- REQUIRED WORK:
**A)** List every year that appears in the capoeira pedagogy text below.
**B)** Carry on the capoeira pedagogy text from the point where it stops.

- EXCERPTED TEXT:
■ ■ ■ ■

Capoeira – Current Teaching Methods and Non-Linear Pedagogy: Part 2 Contemporary Capoeira Pedagogy

June 6, 2020

Though my own Capoeira journey began in a local English park in 1999, I instantly knew that I wanted to travel and learn the art in Brazil. As mentioned, there was very little Capoeira outside of Brazil at this time, and as I began to love the training, being able to do this alongside the delights of travelling and understanding another culture quickly became a goal. By mid 2001 I was settled in Rio de Janeiro.

 

In the subsequent months and years I travelled extensively in Brazil, and then the wider world, attending lessons and workshops, learning from some of the most respected Mestres. With extensive globalisation occurring over this time, the art exploded outside of Brazil, with mostly Brazilian teachers setting up classes as they moved to various parts of the world. By the time I had relocated back to the UK in 2003, London had several teachers giving regular lessons in gyms and dance studios.

■ ■ ■ ■

- DATA FOR REVIEW:
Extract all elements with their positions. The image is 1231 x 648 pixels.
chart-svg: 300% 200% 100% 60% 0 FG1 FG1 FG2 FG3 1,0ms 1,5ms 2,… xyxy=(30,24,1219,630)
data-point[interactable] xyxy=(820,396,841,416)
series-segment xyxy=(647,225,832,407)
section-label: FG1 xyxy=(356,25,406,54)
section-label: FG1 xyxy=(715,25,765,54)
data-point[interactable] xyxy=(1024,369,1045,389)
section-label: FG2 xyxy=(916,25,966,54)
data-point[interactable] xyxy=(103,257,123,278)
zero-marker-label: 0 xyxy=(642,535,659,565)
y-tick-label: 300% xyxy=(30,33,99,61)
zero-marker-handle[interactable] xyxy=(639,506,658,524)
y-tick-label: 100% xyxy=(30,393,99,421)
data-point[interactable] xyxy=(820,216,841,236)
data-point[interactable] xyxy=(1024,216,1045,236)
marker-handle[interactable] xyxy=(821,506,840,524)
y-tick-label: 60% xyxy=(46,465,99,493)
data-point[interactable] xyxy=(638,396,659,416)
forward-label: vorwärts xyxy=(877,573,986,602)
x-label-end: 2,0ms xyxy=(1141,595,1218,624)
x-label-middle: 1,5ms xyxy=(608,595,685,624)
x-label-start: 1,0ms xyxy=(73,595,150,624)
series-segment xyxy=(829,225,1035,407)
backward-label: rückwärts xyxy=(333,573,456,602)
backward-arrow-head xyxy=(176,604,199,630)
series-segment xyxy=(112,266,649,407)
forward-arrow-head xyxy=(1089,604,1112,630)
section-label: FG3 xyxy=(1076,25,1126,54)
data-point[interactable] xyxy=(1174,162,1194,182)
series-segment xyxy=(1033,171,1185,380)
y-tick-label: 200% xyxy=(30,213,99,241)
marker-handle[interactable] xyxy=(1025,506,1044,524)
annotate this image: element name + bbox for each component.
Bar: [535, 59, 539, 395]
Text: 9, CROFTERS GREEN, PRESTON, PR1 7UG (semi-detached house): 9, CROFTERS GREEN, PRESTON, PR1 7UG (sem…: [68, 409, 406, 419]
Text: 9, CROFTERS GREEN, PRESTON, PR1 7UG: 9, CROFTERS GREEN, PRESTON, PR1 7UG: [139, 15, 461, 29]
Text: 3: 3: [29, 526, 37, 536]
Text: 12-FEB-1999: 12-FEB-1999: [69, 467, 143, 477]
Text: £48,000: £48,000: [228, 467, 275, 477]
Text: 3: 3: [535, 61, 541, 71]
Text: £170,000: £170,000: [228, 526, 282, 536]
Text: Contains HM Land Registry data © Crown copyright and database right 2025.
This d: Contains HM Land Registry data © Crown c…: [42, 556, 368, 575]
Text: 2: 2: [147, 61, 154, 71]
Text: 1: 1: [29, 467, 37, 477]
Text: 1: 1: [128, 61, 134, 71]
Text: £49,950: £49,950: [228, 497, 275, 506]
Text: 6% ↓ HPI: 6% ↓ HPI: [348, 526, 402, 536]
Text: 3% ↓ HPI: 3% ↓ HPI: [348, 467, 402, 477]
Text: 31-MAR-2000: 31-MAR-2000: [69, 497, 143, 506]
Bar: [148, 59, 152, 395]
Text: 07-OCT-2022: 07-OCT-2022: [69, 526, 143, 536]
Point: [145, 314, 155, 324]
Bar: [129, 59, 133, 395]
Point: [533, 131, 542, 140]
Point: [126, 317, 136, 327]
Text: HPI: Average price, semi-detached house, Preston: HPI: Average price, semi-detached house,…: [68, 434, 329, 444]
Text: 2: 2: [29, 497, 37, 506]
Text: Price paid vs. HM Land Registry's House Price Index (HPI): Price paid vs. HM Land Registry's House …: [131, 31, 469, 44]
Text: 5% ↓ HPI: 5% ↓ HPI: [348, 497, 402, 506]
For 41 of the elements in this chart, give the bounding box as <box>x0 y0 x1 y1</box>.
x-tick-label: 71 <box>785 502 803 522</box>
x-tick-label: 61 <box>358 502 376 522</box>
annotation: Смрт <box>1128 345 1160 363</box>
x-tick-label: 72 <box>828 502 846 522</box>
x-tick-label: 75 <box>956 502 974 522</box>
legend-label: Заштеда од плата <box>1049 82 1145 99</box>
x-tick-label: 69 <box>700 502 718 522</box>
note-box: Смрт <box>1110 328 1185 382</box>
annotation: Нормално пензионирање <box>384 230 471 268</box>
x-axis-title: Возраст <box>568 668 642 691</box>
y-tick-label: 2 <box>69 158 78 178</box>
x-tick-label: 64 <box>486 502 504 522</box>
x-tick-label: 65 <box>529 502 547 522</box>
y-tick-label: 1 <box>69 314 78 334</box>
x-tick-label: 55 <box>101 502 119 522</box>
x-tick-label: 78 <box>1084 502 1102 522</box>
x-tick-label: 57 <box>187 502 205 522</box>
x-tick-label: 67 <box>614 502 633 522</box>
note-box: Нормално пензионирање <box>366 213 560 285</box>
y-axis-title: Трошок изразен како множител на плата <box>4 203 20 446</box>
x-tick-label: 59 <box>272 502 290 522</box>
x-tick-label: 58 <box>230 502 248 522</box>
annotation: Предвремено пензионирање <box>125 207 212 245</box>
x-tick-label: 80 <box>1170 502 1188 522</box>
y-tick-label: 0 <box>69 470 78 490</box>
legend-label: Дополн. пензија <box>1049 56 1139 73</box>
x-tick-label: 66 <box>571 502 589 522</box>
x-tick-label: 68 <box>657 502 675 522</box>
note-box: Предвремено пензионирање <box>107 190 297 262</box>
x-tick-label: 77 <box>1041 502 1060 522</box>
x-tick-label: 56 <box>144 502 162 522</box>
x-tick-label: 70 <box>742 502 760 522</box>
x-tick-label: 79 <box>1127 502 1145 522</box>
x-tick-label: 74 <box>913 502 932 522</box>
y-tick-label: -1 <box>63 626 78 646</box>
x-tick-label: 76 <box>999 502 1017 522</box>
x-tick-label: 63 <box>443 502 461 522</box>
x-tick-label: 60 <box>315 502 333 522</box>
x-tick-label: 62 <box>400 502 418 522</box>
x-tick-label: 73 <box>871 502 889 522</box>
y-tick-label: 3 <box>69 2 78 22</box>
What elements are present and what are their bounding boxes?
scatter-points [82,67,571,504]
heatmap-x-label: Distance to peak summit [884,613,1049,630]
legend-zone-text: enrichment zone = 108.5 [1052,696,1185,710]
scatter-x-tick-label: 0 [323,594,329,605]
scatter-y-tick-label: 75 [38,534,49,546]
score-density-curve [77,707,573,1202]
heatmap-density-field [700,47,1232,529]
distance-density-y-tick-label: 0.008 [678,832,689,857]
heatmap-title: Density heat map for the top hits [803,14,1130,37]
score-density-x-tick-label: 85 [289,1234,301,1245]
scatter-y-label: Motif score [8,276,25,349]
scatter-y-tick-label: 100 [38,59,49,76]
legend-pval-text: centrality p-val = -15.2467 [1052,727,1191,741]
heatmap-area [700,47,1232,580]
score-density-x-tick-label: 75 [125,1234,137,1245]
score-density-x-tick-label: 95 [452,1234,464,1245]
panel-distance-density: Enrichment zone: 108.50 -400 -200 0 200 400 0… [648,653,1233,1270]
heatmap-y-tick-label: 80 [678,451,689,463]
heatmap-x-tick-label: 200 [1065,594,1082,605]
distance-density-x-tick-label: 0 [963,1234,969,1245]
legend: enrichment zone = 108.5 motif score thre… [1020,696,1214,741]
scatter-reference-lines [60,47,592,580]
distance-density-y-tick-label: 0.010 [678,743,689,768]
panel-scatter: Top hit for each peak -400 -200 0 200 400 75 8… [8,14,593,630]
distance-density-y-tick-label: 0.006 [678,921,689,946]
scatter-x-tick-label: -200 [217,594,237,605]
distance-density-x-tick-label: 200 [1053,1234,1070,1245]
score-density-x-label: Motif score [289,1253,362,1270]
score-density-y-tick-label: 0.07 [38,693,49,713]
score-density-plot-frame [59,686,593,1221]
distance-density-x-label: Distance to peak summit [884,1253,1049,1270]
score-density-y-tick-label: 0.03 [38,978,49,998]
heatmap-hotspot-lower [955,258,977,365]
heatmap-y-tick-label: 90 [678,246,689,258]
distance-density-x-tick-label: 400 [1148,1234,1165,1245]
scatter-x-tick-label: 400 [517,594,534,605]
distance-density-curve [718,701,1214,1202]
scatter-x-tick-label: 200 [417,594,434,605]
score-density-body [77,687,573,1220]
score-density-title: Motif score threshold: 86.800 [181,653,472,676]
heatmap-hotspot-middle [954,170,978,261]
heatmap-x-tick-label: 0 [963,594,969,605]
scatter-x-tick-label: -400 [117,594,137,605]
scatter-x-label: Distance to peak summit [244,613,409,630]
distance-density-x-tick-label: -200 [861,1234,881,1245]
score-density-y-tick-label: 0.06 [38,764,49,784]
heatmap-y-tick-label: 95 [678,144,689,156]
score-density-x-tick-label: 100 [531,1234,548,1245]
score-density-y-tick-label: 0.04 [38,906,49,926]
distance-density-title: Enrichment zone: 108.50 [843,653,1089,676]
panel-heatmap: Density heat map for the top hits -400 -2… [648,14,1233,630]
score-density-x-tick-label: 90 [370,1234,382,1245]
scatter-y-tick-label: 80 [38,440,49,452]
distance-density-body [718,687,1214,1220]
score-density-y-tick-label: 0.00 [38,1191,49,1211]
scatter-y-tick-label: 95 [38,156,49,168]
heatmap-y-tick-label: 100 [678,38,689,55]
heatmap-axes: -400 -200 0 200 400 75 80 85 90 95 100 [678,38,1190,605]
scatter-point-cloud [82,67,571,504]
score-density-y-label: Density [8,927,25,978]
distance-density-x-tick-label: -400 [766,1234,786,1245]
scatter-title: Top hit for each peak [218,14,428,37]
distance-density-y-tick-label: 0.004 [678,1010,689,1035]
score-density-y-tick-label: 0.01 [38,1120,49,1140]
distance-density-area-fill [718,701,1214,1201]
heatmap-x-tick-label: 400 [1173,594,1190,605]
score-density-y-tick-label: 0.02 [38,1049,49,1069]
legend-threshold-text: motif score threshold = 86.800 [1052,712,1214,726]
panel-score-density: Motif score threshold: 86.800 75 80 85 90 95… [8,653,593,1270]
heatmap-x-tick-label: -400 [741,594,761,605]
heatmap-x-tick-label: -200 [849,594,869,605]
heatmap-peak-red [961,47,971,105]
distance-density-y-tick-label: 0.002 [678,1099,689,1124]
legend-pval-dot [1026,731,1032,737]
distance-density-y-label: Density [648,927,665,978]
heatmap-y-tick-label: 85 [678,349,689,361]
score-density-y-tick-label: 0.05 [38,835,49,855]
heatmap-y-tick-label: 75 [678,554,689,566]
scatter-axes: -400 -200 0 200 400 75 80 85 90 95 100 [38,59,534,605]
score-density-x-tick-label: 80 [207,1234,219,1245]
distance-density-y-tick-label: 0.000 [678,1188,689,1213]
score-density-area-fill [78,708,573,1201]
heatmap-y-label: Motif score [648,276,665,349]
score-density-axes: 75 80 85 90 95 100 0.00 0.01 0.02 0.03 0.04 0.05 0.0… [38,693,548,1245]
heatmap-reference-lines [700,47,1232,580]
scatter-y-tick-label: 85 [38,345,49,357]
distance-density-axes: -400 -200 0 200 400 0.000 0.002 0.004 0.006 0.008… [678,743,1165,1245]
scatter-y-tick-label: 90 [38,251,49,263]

■ ■ ■ ■

- RESPONSE LIST:
**A)** 2020, 1999, 2001, 2003

**B)**
 

In this time I encountered similar teaching methods, irrespective of group and style. The highly influential Senzala group, whom I trained with in Rio, had a typical class structure as follows:

  1. Ginga and stretching in lines of students for warmup

  2. Add kicks following a teacher at the front

  3. Add defined sequence or combinations of movements done by the teacher, done to a pandeiro or drum or Capoeira CD

  4. Break in to pairs to practice choreographed sequences

  5. Occasional pad work for individual technique practice

  6. Roda

  7. Breakout of individuals to try ‘moves’ and learn from one another, or playing of instruments

 

This lesson structure was common throughout my travels, and is still used around the world in regular classes and intensive workshops. Sequences and repetition of movements in numbered sets, called by teachers at the front in Portuguese, is commonplace, as is the use of movements moving down the space in ordered lines. Often the class is begun not with explanation, but by the teacher beginning to Ginga at the front of the class, and students falling in behind. Some teachers like to add some physical conditioning to the class.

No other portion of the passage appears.